— SHORT TASK —
Tally the lines in these records that hold the string "Linotype", and reply with the number alone.

— EXTRACTED ENTRIES —

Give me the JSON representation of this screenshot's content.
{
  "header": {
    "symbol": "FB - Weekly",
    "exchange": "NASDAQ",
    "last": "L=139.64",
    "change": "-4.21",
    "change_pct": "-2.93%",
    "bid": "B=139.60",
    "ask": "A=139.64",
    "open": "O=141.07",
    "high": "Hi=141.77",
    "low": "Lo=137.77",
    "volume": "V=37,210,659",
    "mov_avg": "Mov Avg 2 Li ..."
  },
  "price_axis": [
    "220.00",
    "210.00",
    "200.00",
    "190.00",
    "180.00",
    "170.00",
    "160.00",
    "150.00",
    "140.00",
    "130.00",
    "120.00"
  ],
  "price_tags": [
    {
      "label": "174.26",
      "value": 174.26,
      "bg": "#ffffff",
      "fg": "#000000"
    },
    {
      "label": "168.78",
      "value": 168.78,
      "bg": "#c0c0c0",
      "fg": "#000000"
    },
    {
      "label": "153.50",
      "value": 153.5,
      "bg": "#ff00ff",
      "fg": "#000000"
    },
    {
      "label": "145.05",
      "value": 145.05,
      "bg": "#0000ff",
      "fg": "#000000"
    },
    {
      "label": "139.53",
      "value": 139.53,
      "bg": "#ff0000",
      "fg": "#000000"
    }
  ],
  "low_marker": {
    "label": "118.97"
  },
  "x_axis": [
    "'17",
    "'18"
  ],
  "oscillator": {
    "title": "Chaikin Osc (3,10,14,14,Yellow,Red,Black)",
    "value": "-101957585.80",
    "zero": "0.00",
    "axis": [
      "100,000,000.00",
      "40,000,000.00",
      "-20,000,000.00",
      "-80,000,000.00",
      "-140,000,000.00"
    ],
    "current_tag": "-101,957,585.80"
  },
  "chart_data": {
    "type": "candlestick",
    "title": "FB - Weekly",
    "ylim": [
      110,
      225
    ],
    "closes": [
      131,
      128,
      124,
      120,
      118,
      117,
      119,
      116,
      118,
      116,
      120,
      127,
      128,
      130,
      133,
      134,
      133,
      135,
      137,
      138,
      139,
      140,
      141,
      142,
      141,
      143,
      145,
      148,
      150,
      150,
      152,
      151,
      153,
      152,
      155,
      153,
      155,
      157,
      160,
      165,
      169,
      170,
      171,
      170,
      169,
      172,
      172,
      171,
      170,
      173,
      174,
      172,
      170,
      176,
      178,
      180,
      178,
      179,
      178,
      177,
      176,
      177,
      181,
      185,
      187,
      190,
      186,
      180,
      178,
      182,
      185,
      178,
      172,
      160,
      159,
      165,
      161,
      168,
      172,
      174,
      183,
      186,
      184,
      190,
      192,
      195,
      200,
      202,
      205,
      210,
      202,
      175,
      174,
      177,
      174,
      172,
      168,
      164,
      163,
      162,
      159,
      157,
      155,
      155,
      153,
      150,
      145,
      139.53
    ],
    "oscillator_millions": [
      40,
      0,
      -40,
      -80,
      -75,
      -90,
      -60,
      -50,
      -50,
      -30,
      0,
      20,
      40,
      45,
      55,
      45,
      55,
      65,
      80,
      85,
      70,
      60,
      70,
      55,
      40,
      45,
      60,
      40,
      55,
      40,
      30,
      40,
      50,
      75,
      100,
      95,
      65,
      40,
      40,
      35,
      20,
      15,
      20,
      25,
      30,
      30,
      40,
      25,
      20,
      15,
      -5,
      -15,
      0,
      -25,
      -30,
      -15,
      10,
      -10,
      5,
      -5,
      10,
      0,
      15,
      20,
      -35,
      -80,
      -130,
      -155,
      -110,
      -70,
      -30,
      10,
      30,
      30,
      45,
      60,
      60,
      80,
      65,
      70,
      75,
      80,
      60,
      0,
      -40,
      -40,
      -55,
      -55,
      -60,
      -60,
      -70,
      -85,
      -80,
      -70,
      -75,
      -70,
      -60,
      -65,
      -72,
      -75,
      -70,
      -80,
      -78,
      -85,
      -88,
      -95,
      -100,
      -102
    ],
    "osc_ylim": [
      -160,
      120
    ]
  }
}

...

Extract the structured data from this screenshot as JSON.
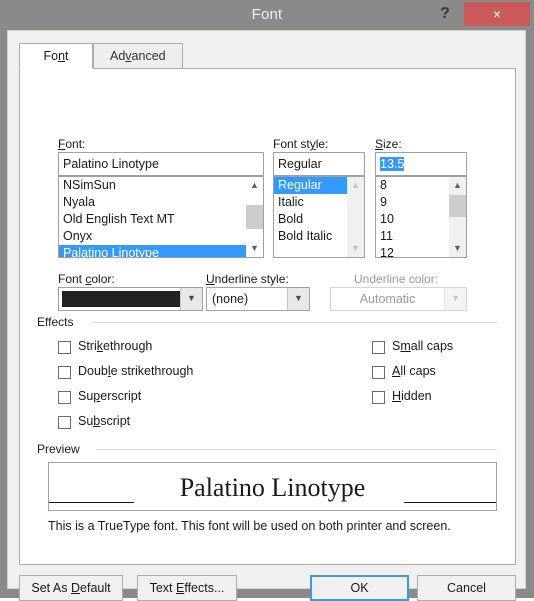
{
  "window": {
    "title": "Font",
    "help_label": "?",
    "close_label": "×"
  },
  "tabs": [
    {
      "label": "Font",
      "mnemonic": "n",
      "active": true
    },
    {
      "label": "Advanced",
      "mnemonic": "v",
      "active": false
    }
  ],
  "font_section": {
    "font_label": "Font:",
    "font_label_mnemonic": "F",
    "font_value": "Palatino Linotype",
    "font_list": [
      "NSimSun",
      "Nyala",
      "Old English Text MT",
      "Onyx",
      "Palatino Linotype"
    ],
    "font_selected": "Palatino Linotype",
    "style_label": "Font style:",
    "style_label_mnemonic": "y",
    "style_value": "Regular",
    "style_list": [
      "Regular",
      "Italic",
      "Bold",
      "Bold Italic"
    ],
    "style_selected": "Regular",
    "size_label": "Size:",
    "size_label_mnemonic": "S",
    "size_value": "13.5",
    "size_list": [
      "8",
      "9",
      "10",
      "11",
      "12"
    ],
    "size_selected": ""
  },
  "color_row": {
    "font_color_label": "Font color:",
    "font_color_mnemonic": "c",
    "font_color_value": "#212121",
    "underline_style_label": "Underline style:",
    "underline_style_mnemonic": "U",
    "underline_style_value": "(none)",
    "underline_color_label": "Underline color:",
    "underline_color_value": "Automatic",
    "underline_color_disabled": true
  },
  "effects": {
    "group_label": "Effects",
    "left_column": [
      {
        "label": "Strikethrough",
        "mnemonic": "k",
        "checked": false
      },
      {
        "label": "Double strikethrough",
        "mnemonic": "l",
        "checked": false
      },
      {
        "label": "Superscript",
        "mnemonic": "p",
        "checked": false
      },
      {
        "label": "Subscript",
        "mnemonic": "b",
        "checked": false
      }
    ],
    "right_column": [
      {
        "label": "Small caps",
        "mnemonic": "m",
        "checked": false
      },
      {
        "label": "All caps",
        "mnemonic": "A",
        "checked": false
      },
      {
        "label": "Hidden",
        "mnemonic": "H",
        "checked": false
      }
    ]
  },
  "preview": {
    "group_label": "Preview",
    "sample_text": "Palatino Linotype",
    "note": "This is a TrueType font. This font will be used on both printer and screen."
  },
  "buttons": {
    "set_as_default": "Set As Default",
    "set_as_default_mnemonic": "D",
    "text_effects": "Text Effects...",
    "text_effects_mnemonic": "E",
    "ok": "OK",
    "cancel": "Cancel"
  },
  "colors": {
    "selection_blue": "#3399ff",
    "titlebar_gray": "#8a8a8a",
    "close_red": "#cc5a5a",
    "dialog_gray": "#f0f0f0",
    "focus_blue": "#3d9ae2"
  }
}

---

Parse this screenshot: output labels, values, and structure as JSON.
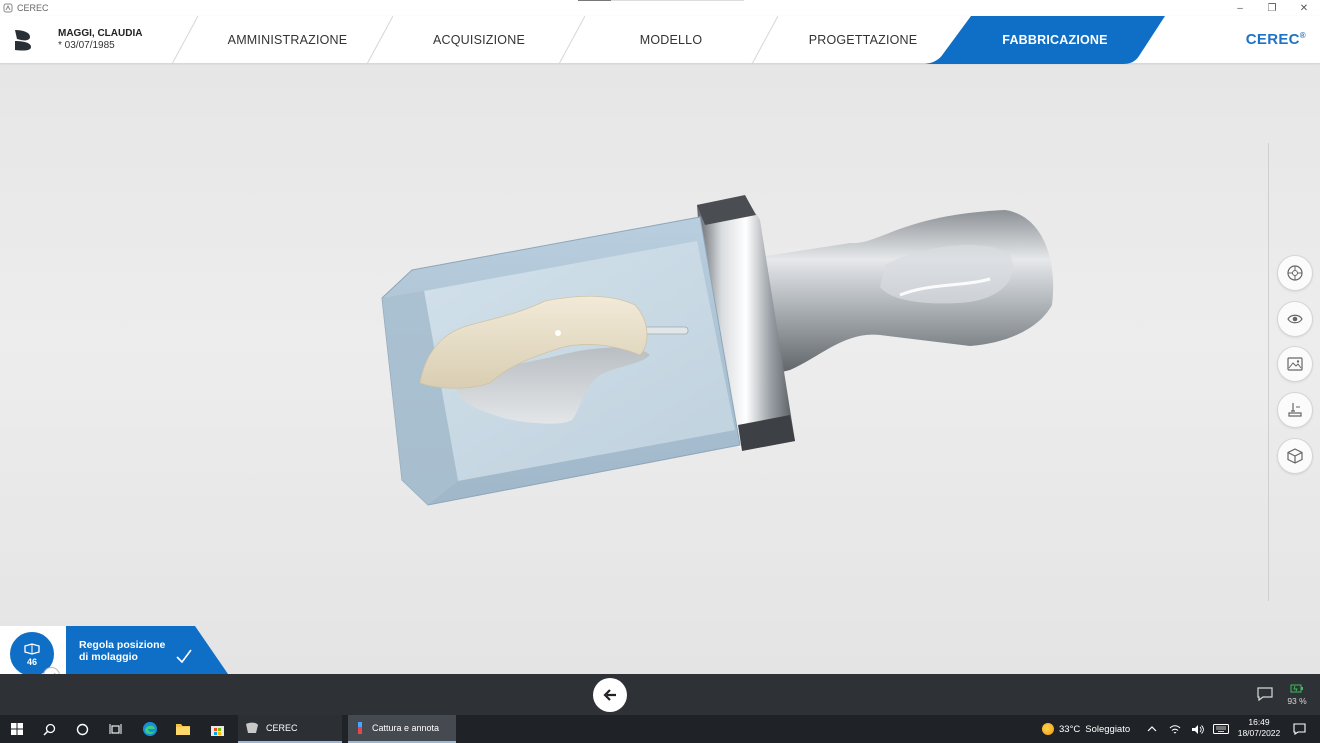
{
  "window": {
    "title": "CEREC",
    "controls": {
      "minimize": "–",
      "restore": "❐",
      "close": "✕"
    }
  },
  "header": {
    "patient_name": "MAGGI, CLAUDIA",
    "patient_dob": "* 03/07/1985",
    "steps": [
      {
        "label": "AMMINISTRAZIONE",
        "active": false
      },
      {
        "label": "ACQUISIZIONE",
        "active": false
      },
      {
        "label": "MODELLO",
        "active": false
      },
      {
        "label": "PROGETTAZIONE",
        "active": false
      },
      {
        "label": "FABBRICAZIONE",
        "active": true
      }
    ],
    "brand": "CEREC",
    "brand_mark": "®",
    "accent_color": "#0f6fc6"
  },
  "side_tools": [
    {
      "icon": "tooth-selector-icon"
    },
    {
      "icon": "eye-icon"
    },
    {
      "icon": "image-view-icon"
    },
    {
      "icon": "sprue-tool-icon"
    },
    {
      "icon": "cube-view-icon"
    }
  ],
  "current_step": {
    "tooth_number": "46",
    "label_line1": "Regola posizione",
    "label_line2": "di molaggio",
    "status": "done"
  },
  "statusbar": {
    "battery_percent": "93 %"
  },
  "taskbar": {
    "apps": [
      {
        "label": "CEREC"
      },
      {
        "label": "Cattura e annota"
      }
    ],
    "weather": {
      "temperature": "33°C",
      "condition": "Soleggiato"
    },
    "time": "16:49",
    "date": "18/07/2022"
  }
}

— WRITTEN RESPONSE —
4